**YOUR TASK**
Print the line containing "Give me a plain-text" and each line after it through the end, please, with nothing added.

-----

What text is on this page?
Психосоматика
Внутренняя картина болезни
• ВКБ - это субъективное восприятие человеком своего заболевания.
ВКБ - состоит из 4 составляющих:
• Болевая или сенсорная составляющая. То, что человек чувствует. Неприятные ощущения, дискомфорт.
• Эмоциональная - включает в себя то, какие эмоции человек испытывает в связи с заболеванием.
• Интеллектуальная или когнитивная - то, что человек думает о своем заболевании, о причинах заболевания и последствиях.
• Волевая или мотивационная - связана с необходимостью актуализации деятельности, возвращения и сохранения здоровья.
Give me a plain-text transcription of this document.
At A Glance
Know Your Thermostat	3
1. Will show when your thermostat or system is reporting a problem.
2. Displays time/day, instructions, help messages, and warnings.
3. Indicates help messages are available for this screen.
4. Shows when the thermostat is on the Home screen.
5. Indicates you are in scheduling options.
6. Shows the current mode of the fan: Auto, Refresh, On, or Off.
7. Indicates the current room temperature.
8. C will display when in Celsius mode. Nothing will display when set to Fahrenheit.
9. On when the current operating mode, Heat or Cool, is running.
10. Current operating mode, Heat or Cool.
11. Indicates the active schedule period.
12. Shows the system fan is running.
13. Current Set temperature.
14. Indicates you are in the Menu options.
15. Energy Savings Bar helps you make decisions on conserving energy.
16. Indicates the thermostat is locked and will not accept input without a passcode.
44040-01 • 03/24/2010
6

-----

**TASK SOLUTION**
Give me a plain-text transcription of this document.
At A Glance
Know Your Thermostat	3
1. Will show when your thermostat or system is reporting a problem.
2. Displays time/day, instructions, help messages, and warnings.
3. Indicates help messages are available for this screen.
4. Shows when the thermostat is on the Home screen.
5. Indicates you are in scheduling options.
6. Shows the current mode of the fan: Auto, Refresh, On, or Off.
7. Indicates the current room temperature.
8. C will display when in Celsius mode. Nothing will display when set to Fahrenheit.
9. On when the current operating mode, Heat or Cool, is running.
10. Current operating mode, Heat or Cool.
11. Indicates the active schedule period.
12. Shows the system fan is running.
13. Current Set temperature.
14. Indicates you are in the Menu options.
15. Energy Savings Bar helps you make decisions on conserving energy.
16. Indicates the thermostat is locked and will not accept input without a passcode.
44040-01 • 03/24/2010
6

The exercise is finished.